• **Short problem**
Only lines holding the word "content" should be copied from the material.

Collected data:
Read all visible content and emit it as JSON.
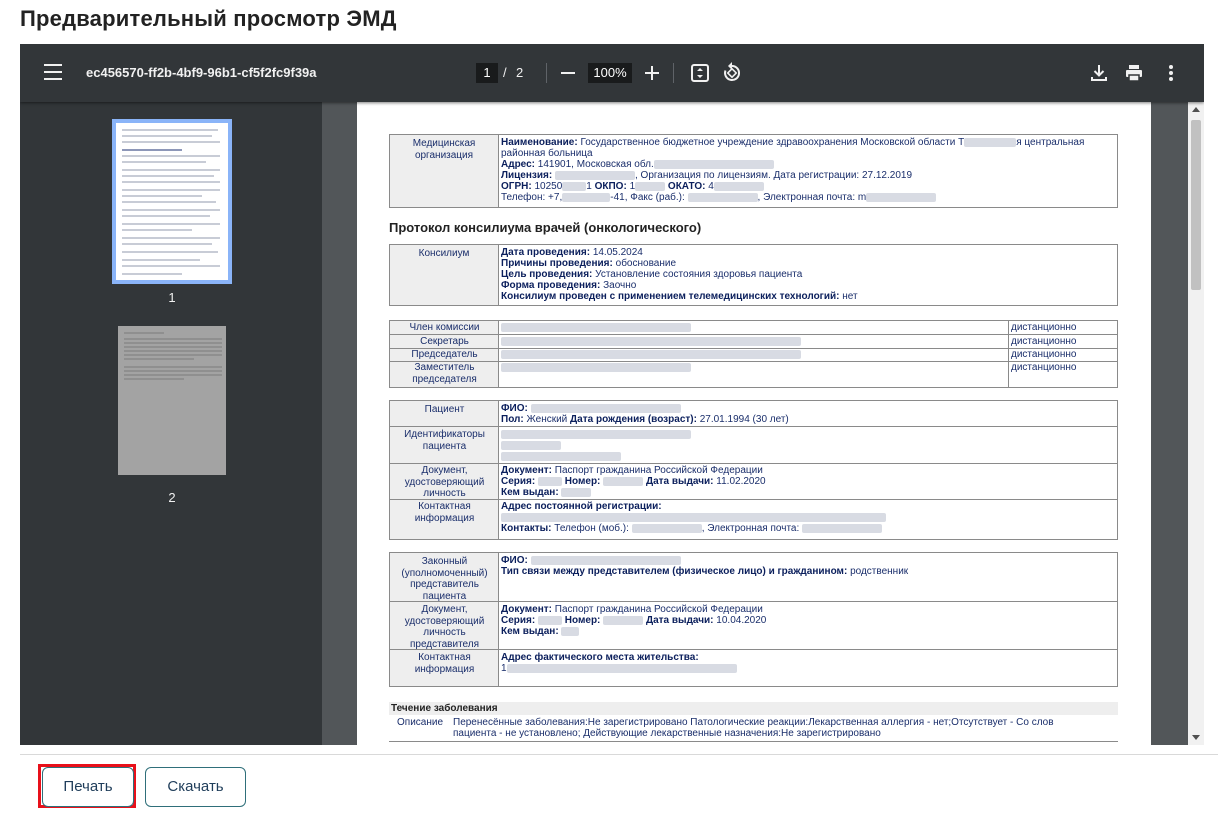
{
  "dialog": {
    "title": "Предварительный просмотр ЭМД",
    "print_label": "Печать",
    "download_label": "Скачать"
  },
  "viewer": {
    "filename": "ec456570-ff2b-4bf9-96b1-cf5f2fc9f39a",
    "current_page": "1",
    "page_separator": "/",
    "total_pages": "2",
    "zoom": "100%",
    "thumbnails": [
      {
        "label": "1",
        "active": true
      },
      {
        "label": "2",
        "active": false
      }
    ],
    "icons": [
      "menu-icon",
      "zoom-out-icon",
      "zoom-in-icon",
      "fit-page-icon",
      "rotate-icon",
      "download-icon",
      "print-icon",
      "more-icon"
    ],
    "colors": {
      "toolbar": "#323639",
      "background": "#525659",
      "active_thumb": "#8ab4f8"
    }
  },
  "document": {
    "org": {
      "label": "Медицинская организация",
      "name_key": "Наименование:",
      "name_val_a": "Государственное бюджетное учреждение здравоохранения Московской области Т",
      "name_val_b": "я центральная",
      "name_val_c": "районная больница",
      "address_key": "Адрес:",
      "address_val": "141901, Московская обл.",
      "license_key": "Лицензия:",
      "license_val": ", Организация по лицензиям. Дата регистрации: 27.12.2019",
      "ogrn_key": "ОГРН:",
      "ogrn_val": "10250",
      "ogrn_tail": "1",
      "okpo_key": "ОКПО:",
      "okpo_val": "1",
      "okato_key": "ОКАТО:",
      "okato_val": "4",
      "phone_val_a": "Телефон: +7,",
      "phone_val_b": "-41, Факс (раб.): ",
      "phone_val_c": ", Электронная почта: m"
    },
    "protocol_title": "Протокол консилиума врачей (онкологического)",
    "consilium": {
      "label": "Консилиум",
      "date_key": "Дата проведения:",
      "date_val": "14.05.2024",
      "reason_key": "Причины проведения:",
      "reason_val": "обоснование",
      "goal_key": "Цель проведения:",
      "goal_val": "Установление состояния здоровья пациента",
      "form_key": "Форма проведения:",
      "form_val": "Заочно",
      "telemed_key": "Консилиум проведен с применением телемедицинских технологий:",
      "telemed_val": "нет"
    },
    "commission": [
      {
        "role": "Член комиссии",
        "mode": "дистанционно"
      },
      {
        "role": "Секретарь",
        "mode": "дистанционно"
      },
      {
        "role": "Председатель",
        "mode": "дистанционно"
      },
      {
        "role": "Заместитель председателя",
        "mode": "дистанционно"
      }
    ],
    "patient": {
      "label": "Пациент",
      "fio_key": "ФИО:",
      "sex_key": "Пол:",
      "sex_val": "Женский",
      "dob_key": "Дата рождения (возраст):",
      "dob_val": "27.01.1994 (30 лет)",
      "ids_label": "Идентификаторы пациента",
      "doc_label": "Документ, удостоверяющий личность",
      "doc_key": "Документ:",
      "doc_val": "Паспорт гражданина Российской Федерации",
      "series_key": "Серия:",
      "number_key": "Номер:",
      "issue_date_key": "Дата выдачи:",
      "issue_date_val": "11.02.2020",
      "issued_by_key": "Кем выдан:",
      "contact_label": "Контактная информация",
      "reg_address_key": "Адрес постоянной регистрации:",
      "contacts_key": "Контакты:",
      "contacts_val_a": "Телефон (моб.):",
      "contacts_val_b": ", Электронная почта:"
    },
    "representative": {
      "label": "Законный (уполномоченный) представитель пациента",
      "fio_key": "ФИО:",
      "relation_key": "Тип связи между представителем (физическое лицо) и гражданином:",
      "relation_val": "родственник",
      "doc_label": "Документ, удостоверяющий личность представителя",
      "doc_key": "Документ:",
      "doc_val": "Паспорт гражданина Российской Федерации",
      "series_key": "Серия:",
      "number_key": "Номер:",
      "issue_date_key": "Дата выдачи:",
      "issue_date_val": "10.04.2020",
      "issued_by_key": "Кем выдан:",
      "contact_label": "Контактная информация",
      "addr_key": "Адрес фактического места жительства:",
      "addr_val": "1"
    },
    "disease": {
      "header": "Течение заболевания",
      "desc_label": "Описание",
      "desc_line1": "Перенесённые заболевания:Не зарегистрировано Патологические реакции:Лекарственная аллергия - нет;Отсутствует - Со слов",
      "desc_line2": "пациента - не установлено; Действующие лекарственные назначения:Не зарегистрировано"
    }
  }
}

...

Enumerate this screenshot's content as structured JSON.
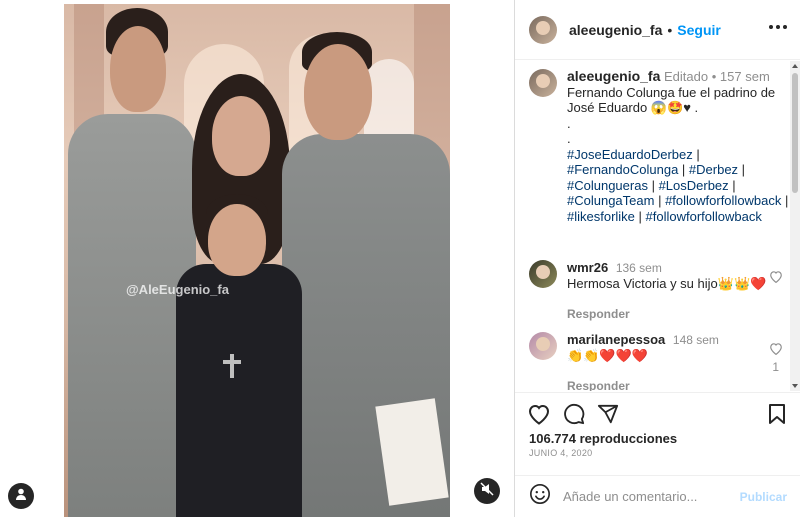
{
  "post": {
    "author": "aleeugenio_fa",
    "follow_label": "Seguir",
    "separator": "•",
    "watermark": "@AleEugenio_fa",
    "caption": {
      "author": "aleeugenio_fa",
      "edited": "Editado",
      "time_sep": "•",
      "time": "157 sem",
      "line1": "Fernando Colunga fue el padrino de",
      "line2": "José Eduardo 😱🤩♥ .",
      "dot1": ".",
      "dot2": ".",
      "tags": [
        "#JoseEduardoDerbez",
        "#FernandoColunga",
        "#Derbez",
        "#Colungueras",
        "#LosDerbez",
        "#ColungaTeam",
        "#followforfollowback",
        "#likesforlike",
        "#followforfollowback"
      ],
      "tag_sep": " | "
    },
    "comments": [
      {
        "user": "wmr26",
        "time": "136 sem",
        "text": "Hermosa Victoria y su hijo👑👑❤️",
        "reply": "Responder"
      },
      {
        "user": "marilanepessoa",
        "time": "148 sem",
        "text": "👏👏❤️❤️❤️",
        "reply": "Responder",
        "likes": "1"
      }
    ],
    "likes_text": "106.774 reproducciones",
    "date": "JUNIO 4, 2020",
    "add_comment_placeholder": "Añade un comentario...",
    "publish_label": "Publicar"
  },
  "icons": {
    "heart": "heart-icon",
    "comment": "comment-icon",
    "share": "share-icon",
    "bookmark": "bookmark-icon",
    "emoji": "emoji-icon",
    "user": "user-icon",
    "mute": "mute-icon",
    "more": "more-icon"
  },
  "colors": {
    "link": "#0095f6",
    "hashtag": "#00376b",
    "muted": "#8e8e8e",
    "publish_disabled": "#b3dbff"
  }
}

• **Worked solution**
Read all visible content and emit it as JSON.
Enumerate this screenshot's content as structured JSON.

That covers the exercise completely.